Provided records:
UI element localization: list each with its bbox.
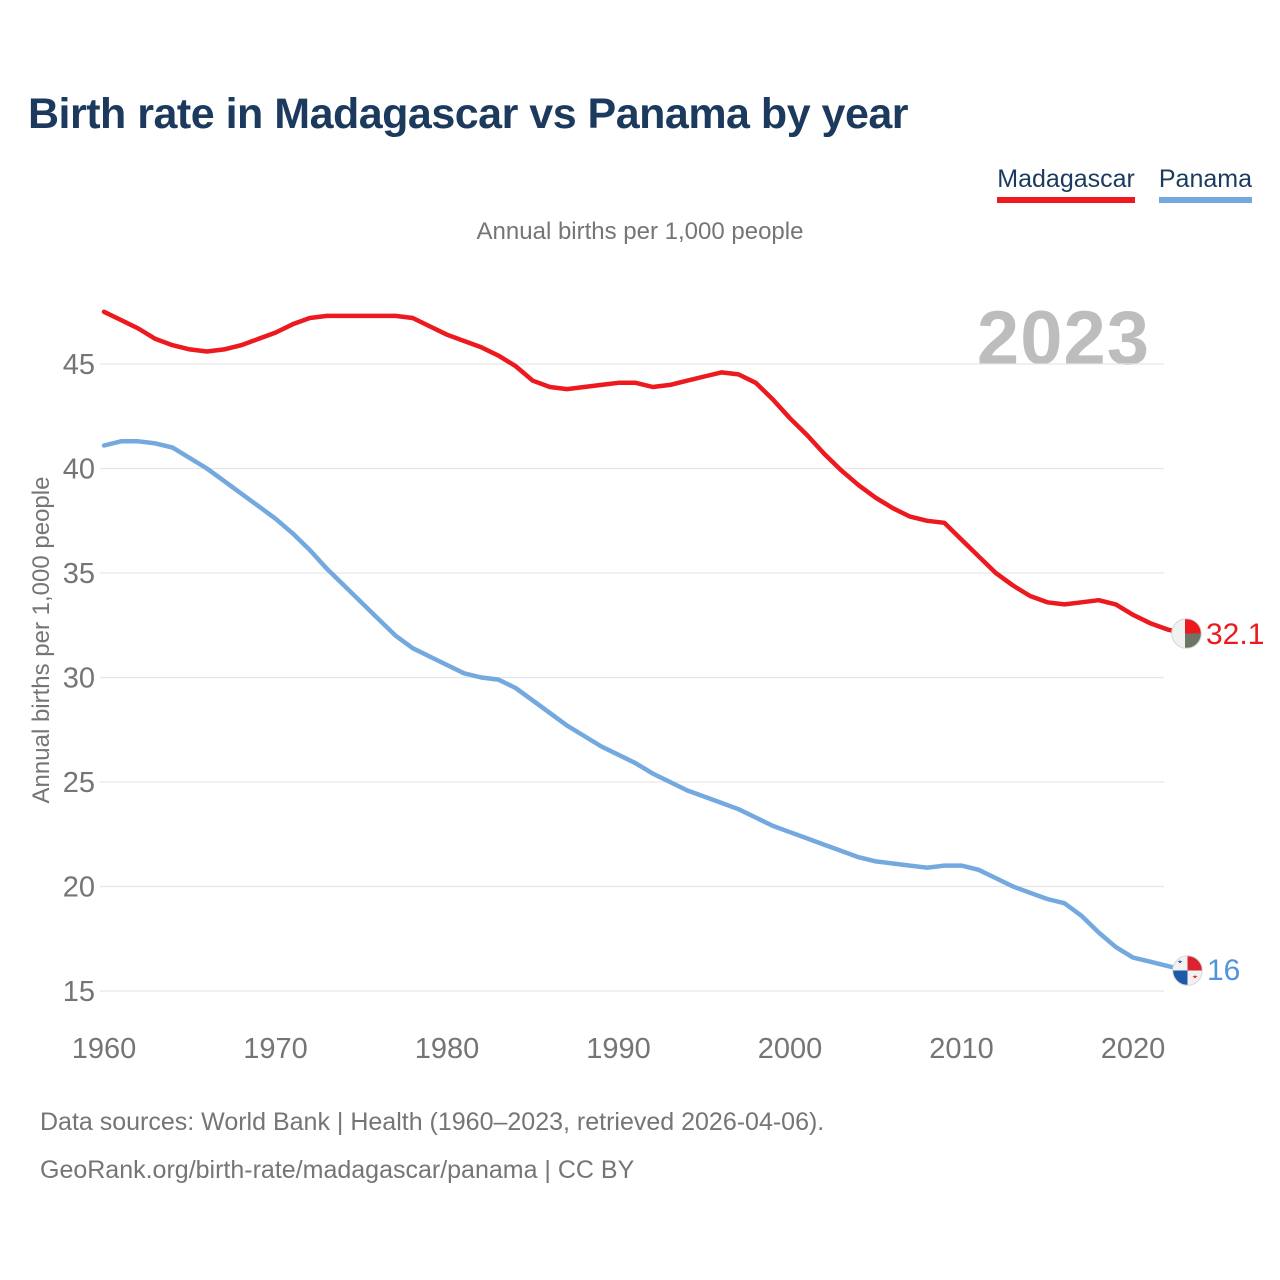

==

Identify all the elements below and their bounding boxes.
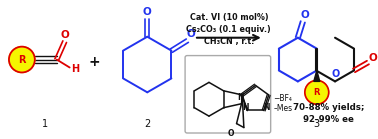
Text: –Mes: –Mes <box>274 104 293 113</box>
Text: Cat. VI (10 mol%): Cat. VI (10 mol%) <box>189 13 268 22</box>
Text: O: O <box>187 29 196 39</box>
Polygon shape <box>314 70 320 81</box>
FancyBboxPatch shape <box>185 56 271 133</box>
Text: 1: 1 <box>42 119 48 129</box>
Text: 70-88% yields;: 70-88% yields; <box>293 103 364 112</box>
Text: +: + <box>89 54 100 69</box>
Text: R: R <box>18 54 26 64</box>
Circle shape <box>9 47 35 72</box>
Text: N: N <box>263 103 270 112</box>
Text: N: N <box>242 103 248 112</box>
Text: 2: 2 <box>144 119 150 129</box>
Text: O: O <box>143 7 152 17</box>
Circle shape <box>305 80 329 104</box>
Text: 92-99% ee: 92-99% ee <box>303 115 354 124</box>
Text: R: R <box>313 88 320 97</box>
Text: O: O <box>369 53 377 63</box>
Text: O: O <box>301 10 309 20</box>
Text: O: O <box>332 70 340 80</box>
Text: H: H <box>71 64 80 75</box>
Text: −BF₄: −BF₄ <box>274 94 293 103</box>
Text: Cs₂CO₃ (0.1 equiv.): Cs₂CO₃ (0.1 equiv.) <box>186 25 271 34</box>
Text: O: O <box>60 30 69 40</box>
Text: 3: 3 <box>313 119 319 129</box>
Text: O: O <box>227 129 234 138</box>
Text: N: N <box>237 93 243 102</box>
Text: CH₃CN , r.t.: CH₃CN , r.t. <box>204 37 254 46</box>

Problem description: Reproduce the material word for word, from the line with "Identify all the" to the line with "Text: CH₃CN , r.t.: CH₃CN", including both of those lines. Leave out the pictures.

Finished task:
Identify all the elements below and their bounding boxes.
Text: –Mes: –Mes <box>274 104 293 113</box>
Text: Cat. VI (10 mol%): Cat. VI (10 mol%) <box>189 13 268 22</box>
Text: O: O <box>187 29 196 39</box>
Polygon shape <box>314 70 320 81</box>
FancyBboxPatch shape <box>185 56 271 133</box>
Text: 1: 1 <box>42 119 48 129</box>
Text: 70-88% yields;: 70-88% yields; <box>293 103 364 112</box>
Text: +: + <box>89 54 100 69</box>
Text: R: R <box>18 54 26 64</box>
Circle shape <box>9 47 35 72</box>
Text: N: N <box>263 103 270 112</box>
Text: N: N <box>242 103 248 112</box>
Text: 2: 2 <box>144 119 150 129</box>
Text: O: O <box>143 7 152 17</box>
Circle shape <box>305 80 329 104</box>
Text: 92-99% ee: 92-99% ee <box>303 115 354 124</box>
Text: R: R <box>313 88 320 97</box>
Text: O: O <box>369 53 377 63</box>
Text: O: O <box>301 10 309 20</box>
Text: O: O <box>332 70 340 80</box>
Text: H: H <box>71 64 80 75</box>
Text: −BF₄: −BF₄ <box>274 94 293 103</box>
Text: Cs₂CO₃ (0.1 equiv.): Cs₂CO₃ (0.1 equiv.) <box>186 25 271 34</box>
Text: O: O <box>60 30 69 40</box>
Text: 3: 3 <box>313 119 319 129</box>
Text: O: O <box>227 129 234 138</box>
Text: N: N <box>237 93 243 102</box>
Text: CH₃CN , r.t.: CH₃CN , r.t. <box>204 37 254 46</box>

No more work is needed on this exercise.